— TASK TO CARRY OUT —
Search the listing below for "Rejectionism". Copy each matching line.

# # # #

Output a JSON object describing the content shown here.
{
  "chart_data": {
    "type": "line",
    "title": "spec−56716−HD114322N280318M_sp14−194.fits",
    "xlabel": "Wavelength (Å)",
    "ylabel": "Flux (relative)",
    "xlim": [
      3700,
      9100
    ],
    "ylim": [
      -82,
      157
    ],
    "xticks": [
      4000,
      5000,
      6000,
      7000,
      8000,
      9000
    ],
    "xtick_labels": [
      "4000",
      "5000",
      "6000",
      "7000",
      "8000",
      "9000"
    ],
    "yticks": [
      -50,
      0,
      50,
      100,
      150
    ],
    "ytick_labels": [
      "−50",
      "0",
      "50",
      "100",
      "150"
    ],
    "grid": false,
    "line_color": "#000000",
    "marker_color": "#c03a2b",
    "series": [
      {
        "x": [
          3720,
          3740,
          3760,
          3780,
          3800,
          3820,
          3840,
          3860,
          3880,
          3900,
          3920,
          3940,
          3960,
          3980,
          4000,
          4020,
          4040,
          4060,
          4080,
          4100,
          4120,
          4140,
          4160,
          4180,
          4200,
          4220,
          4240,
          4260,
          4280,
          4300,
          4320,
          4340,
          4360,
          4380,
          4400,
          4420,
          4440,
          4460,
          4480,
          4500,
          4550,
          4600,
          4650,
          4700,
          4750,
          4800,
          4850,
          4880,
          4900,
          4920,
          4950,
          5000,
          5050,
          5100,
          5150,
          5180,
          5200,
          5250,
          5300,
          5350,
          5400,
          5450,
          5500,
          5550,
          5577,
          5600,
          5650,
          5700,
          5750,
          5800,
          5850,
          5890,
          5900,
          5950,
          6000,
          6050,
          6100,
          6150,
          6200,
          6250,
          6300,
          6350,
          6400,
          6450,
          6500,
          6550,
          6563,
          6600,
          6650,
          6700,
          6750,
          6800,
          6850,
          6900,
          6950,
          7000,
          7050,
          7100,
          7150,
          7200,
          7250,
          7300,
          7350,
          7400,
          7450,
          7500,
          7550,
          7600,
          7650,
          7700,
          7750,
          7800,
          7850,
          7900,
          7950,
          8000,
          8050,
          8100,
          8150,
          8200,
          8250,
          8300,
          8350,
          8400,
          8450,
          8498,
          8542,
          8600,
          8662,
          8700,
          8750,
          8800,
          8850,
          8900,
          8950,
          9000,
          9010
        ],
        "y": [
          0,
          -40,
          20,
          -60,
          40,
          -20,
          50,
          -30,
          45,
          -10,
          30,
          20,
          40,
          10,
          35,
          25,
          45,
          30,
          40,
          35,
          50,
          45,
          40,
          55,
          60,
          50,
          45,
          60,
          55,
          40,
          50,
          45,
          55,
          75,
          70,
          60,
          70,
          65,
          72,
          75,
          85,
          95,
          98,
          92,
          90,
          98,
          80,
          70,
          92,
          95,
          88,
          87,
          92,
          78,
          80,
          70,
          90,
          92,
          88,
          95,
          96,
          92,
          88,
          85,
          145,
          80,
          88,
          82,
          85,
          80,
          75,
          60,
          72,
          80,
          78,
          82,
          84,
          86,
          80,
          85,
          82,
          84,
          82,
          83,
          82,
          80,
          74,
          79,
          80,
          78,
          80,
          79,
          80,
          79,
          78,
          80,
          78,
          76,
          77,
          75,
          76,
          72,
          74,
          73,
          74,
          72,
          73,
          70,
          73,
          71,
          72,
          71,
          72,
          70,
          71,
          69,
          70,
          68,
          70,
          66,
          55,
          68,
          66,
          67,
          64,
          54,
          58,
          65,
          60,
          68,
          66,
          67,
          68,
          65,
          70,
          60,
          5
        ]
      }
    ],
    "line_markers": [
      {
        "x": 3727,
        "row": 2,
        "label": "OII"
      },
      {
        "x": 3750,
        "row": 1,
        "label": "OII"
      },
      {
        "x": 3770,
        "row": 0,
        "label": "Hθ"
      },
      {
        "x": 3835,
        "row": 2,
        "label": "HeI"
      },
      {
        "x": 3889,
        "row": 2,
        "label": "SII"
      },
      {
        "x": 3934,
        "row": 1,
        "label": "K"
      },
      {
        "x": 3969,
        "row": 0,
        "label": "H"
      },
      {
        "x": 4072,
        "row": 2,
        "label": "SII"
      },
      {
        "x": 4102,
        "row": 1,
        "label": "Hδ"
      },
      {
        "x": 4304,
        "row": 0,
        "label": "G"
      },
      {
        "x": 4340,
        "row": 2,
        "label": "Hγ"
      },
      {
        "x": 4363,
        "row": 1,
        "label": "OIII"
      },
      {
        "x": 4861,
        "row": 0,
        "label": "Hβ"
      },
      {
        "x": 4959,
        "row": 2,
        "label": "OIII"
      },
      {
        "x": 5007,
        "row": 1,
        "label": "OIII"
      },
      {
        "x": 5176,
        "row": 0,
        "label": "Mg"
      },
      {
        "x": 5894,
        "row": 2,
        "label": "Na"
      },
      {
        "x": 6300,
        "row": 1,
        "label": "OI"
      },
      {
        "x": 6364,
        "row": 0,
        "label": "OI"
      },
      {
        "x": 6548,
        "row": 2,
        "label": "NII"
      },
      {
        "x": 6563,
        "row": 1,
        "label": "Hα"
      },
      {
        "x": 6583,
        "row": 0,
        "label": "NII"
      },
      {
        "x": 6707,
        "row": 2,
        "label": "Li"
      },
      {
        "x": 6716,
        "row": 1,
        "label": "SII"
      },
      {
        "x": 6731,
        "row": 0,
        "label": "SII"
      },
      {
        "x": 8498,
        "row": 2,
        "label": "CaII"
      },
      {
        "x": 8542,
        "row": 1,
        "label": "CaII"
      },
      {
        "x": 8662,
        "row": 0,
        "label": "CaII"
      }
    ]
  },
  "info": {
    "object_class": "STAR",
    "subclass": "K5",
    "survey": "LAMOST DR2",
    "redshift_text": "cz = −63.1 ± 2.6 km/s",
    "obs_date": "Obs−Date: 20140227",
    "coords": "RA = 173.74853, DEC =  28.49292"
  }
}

# # # #

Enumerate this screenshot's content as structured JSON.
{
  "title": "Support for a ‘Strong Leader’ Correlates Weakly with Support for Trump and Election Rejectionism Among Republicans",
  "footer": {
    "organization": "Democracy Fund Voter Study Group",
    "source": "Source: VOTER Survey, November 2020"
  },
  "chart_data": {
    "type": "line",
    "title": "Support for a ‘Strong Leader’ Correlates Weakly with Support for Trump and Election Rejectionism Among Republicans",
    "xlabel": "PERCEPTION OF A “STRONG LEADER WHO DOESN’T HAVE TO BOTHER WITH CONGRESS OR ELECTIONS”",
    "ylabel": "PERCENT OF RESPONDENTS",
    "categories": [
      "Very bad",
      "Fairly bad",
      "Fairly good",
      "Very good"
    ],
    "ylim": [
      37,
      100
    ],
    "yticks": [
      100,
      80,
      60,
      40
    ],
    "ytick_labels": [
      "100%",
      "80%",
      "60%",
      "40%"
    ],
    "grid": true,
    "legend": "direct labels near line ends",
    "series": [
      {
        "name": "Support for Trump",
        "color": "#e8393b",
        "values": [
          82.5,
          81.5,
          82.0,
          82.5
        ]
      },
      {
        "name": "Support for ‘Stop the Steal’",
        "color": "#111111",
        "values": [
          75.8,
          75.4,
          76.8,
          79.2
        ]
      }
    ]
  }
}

# # # #

— EXERCISE SOLUTION —
  "title": "Support for a ‘Strong Leader’ Correlates Weakly with Support for Trump and Election Rejectionism Among Republicans",
    "title": "Support for a ‘Strong Leader’ Correlates Weakly with Support for Trump and Election Rejectionism Among Republicans",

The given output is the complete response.